[start]

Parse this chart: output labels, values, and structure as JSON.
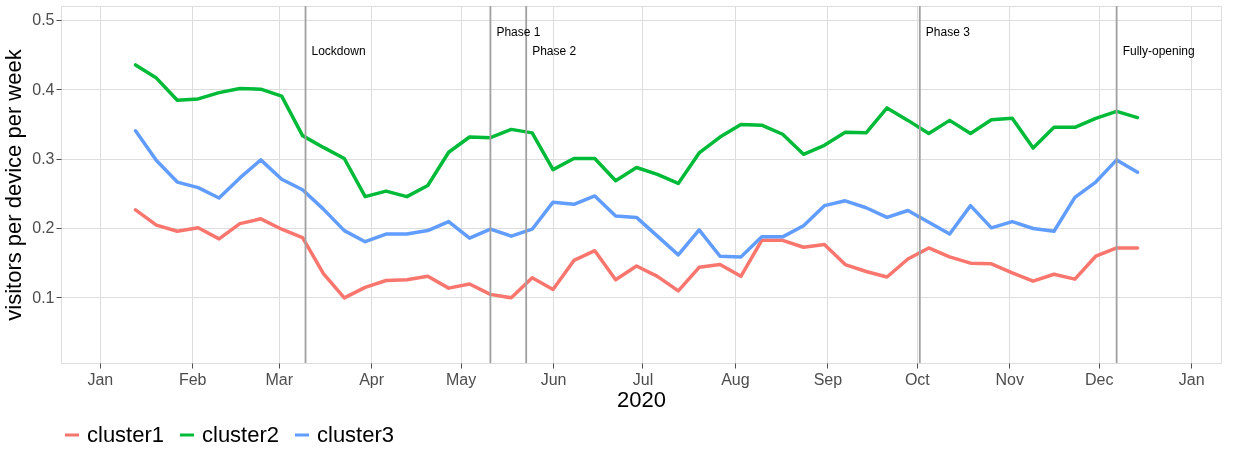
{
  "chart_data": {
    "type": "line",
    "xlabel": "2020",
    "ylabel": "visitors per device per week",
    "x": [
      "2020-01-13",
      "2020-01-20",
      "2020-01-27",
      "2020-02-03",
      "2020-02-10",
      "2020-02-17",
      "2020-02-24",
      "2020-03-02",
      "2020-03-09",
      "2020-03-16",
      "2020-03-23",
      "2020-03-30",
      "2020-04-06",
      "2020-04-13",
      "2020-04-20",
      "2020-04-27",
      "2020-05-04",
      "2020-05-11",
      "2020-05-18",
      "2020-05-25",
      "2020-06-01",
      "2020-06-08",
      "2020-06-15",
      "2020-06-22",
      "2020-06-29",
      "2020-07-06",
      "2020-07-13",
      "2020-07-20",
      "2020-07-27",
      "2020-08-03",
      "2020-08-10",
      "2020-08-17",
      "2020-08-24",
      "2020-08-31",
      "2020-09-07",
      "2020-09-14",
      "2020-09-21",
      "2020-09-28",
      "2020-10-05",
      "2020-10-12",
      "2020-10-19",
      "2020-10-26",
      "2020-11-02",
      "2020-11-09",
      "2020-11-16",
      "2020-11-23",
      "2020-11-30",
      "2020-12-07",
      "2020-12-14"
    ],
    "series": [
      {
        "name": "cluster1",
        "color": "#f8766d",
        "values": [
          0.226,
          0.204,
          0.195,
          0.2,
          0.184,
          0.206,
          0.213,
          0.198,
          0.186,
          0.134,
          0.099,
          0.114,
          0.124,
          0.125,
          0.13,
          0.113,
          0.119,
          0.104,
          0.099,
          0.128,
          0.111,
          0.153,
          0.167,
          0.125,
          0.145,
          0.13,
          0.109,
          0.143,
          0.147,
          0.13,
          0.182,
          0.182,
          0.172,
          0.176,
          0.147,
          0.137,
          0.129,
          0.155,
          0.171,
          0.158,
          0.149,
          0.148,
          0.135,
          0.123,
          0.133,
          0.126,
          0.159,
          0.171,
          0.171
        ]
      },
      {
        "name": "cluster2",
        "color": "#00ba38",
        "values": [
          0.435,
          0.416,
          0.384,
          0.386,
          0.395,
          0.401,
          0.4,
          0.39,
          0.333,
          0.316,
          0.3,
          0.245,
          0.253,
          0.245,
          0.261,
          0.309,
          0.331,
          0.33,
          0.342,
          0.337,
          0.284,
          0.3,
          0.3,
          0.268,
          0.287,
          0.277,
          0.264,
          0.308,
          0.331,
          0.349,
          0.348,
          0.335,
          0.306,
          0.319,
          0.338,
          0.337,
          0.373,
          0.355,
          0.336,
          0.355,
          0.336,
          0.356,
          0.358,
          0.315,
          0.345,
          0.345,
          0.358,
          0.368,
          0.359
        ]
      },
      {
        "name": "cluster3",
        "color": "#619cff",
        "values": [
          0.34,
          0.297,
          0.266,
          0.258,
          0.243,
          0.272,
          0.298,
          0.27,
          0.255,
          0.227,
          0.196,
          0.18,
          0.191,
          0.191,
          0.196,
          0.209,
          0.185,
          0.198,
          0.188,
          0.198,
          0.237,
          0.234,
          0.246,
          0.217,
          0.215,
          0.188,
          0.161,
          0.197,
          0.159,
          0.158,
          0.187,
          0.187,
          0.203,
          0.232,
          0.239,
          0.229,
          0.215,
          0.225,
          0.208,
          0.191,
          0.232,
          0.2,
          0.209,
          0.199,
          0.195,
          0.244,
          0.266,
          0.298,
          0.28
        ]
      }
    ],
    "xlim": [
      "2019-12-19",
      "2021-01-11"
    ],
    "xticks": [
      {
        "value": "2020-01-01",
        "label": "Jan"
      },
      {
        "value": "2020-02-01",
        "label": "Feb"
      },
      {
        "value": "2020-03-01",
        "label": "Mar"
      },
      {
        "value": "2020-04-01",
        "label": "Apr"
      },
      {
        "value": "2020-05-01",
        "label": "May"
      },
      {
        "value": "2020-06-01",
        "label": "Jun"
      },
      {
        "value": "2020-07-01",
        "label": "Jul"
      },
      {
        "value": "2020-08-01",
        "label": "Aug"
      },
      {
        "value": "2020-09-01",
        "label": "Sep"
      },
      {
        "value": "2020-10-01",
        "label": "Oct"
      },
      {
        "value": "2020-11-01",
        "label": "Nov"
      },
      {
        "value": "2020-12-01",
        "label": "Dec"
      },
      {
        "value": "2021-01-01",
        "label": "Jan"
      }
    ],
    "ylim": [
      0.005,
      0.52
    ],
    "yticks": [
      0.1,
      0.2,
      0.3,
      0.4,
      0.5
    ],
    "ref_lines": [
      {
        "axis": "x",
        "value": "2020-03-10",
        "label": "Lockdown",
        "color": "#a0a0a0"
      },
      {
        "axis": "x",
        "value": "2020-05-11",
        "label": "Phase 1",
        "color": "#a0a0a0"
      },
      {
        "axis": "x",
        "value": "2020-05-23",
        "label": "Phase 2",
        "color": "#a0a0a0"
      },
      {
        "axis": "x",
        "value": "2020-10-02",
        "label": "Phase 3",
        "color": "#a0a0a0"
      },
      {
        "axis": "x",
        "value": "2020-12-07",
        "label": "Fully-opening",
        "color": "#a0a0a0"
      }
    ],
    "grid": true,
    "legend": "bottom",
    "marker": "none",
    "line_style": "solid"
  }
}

[end]

## WHAT THE TASK REQUIRES
Check every line of the entries above for the word "name" and report how many lines contain it, giving the number only.

## WORKED ANSWER
3